** Dataset items **
------------------------------

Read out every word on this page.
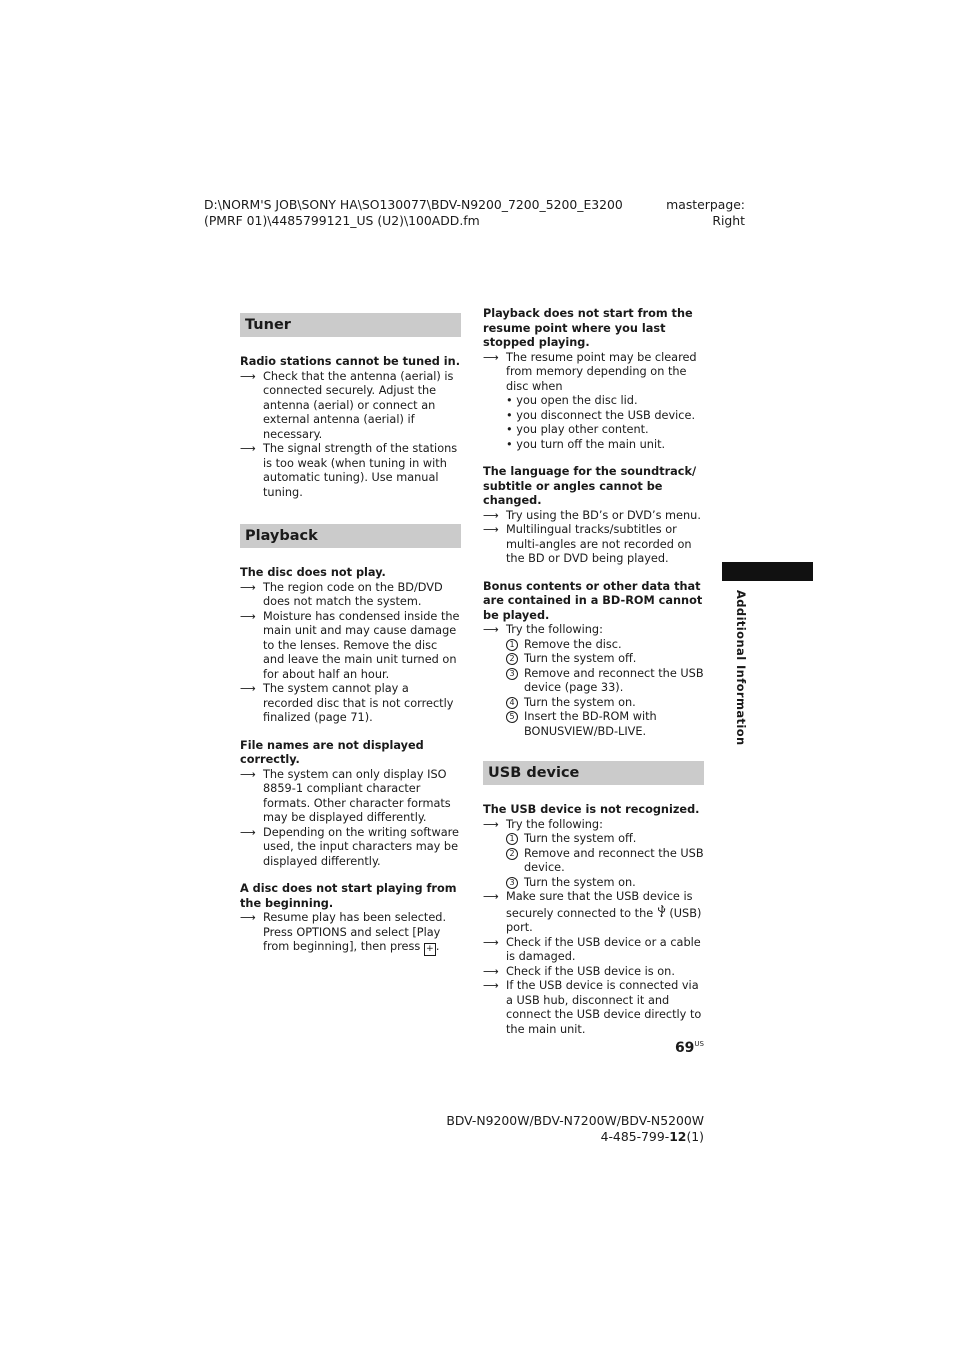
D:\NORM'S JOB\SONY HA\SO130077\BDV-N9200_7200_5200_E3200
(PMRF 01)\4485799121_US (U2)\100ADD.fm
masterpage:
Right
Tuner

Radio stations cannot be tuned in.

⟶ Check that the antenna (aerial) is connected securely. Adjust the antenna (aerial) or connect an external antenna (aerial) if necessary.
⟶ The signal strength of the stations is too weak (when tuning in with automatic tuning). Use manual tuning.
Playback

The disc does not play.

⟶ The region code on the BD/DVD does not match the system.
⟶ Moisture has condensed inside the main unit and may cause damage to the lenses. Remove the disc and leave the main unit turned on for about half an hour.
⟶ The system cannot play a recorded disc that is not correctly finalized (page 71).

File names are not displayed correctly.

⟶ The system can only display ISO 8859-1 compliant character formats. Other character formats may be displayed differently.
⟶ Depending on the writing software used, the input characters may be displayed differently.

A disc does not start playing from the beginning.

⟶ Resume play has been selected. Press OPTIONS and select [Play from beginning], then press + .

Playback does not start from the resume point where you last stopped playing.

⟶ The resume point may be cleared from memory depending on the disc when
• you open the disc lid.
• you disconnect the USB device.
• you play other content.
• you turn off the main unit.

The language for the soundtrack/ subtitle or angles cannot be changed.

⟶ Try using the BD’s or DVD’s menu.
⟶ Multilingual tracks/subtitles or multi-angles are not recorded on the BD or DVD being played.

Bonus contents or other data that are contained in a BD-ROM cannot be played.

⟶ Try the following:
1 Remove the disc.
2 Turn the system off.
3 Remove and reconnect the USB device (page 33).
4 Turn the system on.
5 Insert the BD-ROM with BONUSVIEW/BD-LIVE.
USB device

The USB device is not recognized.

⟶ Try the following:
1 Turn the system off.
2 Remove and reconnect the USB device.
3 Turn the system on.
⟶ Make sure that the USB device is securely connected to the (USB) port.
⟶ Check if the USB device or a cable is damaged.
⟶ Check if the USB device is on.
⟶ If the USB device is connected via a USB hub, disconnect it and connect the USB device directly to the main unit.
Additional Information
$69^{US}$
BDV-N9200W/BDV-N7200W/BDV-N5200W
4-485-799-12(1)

------------------------------

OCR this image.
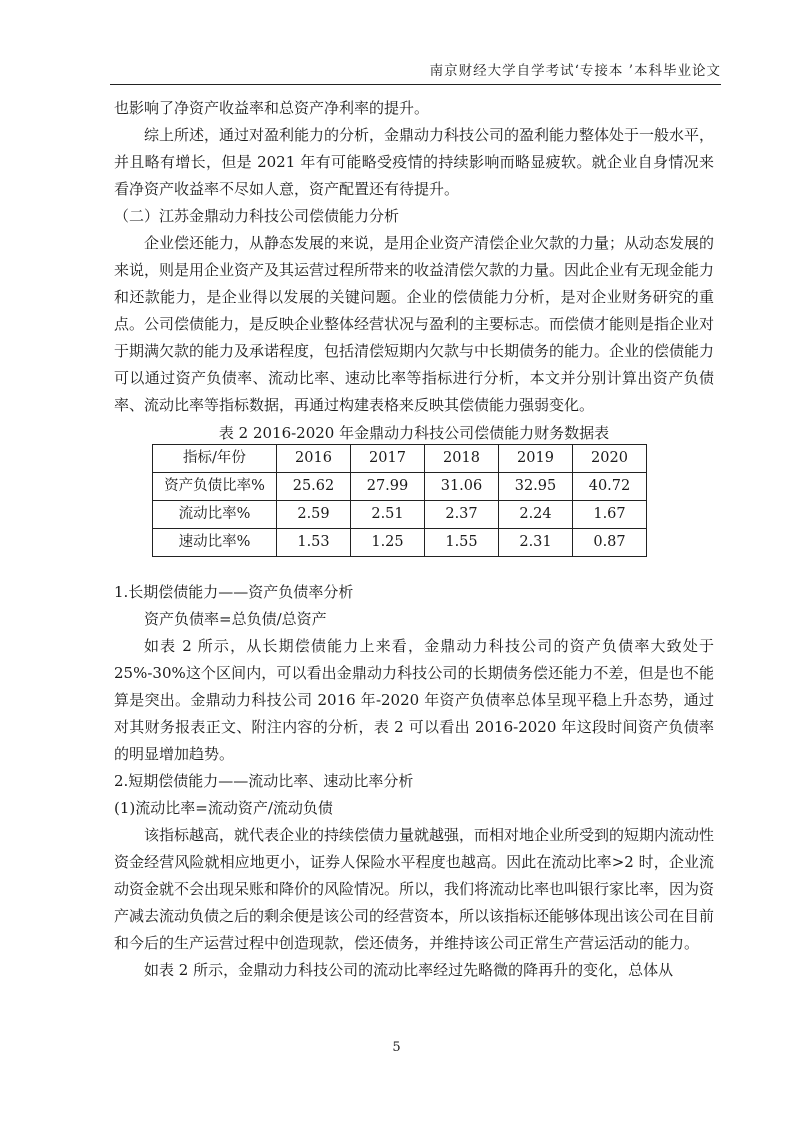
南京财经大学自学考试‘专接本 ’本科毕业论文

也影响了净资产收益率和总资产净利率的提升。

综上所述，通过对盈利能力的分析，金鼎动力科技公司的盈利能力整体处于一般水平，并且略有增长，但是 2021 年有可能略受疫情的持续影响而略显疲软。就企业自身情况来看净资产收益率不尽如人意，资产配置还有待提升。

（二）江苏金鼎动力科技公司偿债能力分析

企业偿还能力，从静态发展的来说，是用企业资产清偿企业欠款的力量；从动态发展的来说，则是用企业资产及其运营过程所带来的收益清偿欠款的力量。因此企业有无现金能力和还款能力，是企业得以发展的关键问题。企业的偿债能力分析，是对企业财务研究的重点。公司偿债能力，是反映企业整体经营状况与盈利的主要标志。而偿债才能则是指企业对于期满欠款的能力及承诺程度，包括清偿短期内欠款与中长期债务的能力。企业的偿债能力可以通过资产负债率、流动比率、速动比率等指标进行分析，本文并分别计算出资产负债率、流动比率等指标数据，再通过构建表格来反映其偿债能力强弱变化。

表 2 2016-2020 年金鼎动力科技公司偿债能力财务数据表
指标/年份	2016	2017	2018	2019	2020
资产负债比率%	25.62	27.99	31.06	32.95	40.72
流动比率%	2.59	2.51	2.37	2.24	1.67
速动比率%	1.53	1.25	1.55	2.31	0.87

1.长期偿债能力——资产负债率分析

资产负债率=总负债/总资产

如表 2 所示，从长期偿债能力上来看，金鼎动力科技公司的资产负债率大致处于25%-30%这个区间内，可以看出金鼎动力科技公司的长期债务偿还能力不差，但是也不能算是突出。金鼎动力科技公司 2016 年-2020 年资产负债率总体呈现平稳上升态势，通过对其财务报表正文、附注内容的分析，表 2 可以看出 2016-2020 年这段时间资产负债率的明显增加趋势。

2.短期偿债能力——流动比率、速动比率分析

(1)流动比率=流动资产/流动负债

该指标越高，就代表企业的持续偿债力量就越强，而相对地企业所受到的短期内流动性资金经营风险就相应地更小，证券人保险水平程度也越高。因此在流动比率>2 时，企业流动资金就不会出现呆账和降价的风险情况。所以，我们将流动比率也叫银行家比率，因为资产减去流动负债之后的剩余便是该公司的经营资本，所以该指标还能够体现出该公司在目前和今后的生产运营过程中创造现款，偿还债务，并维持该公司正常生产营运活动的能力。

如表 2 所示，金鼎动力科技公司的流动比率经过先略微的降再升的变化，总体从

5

------------------------------

Copy, from the material above, each line in which the string "point" occurs.

** WORKED SOLUTION **
Playback does not start from the resume point where you last stopped playing.
⟶ The resume point may be cleared from memory depending on the disc when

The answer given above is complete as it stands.